(Information)
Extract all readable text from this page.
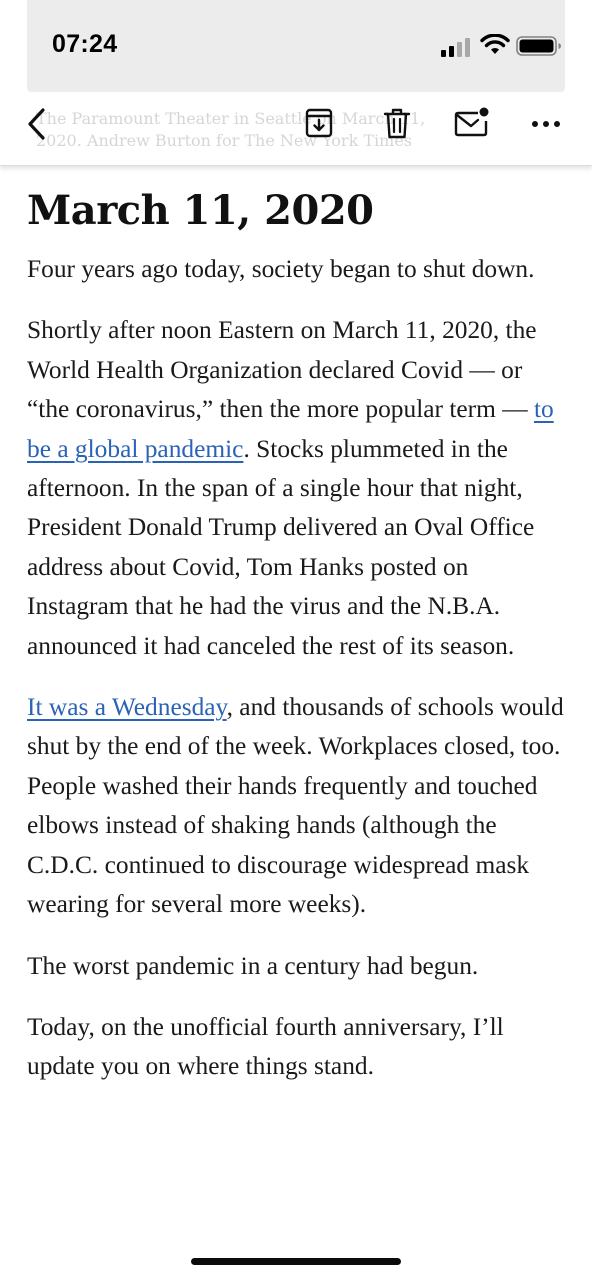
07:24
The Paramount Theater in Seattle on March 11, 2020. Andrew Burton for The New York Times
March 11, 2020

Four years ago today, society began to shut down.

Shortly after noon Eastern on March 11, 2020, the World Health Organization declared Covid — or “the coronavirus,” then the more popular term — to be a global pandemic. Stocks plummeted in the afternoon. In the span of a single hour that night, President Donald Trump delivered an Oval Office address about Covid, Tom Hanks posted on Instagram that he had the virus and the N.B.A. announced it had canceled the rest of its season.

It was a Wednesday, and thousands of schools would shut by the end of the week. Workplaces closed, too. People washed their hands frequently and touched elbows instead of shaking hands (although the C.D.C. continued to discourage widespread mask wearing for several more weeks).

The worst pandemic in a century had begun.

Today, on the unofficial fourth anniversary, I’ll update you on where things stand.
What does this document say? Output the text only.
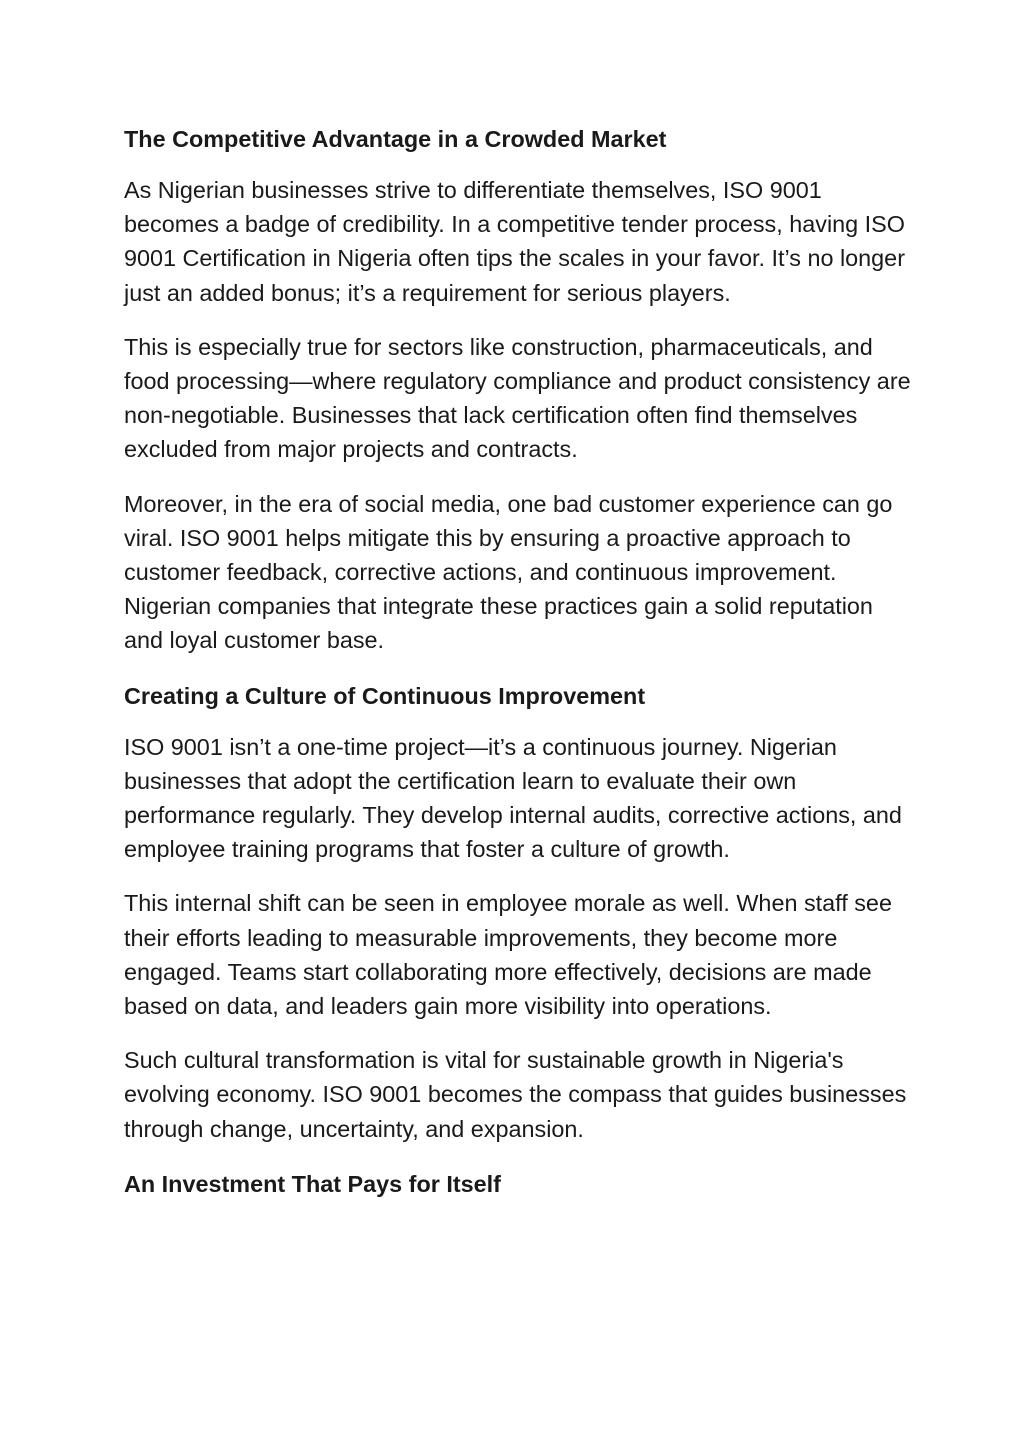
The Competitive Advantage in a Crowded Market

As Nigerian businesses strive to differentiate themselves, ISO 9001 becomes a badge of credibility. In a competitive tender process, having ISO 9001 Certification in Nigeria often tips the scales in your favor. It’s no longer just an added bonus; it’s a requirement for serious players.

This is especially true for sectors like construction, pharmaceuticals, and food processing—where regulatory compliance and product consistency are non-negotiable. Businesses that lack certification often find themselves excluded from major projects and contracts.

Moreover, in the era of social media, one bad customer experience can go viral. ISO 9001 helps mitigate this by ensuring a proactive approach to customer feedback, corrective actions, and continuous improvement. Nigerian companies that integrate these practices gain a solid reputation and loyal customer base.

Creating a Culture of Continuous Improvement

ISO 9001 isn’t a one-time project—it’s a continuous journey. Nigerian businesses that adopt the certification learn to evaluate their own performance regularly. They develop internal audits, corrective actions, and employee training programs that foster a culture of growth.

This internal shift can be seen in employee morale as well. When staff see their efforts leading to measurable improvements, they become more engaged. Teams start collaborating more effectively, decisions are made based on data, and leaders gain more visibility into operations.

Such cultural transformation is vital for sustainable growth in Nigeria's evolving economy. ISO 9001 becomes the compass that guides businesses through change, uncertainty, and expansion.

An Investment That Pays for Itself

(Goal of the exercise)
Each line of the data above should be reproduced without alteration, and no picture should appear in the copy.

(Expected output)
Extract all readable text from this page.
07:24
The Paramount Theater in Seattle on March 11, 2020. Andrew Burton for The New York Times
March 11, 2020

Four years ago today, society began to shut down.

Shortly after noon Eastern on March 11, 2020, the World Health Organization declared Covid — or “the coronavirus,” then the more popular term — to be a global pandemic. Stocks plummeted in the afternoon. In the span of a single hour that night, President Donald Trump delivered an Oval Office address about Covid, Tom Hanks posted on Instagram that he had the virus and the N.B.A. announced it had canceled the rest of its season.

It was a Wednesday, and thousands of schools would shut by the end of the week. Workplaces closed, too. People washed their hands frequently and touched elbows instead of shaking hands (although the C.D.C. continued to discourage widespread mask wearing for several more weeks).

The worst pandemic in a century had begun.

Today, on the unofficial fourth anniversary, I’ll update you on where things stand.
What does this document say? Output the text only.
The Competitive Advantage in a Crowded Market

As Nigerian businesses strive to differentiate themselves, ISO 9001 becomes a badge of credibility. In a competitive tender process, having ISO 9001 Certification in Nigeria often tips the scales in your favor. It’s no longer just an added bonus; it’s a requirement for serious players.

This is especially true for sectors like construction, pharmaceuticals, and food processing—where regulatory compliance and product consistency are non-negotiable. Businesses that lack certification often find themselves excluded from major projects and contracts.

Moreover, in the era of social media, one bad customer experience can go viral. ISO 9001 helps mitigate this by ensuring a proactive approach to customer feedback, corrective actions, and continuous improvement. Nigerian companies that integrate these practices gain a solid reputation and loyal customer base.

Creating a Culture of Continuous Improvement

ISO 9001 isn’t a one-time project—it’s a continuous journey. Nigerian businesses that adopt the certification learn to evaluate their own performance regularly. They develop internal audits, corrective actions, and employee training programs that foster a culture of growth.

This internal shift can be seen in employee morale as well. When staff see their efforts leading to measurable improvements, they become more engaged. Teams start collaborating more effectively, decisions are made based on data, and leaders gain more visibility into operations.

Such cultural transformation is vital for sustainable growth in Nigeria's evolving economy. ISO 9001 becomes the compass that guides businesses through change, uncertainty, and expansion.

An Investment That Pays for Itself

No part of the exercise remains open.